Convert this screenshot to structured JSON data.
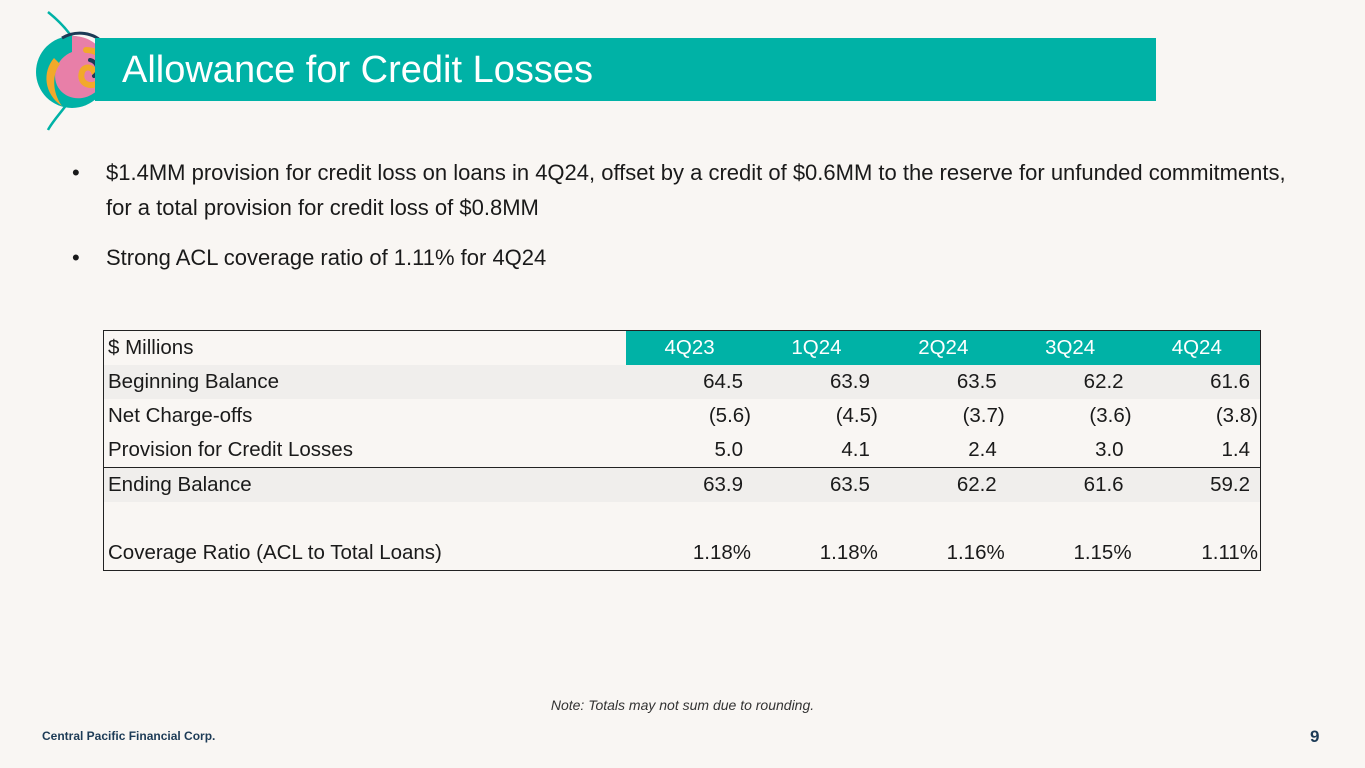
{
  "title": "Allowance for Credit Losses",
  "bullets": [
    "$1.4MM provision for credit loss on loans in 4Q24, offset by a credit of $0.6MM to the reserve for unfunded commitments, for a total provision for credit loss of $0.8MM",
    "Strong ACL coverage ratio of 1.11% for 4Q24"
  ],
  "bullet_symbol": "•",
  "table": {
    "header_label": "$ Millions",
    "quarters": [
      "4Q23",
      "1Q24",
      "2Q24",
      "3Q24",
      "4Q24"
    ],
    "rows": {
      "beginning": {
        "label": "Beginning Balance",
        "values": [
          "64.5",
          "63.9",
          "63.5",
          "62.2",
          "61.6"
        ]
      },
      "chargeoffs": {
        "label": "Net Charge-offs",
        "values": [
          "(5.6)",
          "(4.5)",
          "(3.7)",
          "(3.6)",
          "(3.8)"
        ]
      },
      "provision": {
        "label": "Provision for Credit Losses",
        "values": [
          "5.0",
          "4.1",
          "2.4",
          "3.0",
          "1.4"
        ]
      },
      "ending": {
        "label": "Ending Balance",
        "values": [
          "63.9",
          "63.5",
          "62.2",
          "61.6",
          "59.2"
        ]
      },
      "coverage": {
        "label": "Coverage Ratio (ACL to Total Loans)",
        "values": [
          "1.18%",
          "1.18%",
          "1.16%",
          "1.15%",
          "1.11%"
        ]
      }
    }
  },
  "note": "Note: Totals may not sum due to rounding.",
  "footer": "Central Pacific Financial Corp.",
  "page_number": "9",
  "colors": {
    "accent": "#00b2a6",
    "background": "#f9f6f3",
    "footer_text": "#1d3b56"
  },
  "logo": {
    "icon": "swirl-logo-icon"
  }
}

* * *

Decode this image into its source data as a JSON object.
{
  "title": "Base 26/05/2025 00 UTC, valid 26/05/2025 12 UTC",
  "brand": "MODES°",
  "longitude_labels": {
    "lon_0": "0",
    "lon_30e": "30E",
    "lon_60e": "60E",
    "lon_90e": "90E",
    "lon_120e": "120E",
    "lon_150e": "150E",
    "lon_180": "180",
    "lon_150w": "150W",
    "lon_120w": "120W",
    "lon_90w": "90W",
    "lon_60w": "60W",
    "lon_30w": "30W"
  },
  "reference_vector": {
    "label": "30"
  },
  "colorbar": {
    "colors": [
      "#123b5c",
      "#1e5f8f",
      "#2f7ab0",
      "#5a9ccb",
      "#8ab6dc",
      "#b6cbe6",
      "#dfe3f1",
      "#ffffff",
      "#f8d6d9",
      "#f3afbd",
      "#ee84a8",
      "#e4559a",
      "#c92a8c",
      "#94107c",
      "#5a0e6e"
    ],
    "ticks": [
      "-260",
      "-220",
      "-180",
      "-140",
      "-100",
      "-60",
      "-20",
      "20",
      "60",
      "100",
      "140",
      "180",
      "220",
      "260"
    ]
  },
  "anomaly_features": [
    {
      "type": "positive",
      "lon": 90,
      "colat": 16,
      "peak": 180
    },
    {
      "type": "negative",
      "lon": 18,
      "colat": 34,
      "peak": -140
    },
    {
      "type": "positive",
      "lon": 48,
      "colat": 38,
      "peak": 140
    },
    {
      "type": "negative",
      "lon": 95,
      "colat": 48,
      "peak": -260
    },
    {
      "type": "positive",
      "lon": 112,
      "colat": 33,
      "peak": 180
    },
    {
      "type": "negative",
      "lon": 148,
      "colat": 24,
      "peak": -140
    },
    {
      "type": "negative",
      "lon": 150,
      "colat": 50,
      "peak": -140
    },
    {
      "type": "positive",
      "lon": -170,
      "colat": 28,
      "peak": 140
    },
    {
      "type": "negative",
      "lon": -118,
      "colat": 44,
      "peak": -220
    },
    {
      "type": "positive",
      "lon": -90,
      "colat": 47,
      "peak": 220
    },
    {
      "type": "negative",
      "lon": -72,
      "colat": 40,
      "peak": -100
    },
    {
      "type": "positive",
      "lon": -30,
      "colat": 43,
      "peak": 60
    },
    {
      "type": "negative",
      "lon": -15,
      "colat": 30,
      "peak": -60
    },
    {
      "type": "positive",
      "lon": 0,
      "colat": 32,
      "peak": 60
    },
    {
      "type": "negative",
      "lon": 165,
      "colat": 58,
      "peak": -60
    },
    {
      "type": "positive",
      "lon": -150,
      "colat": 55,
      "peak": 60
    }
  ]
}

WHAT IS NEEDED> Only a number is needed: how many lines of the material above contain "Losses"?

CORRECT RESPONSE> 2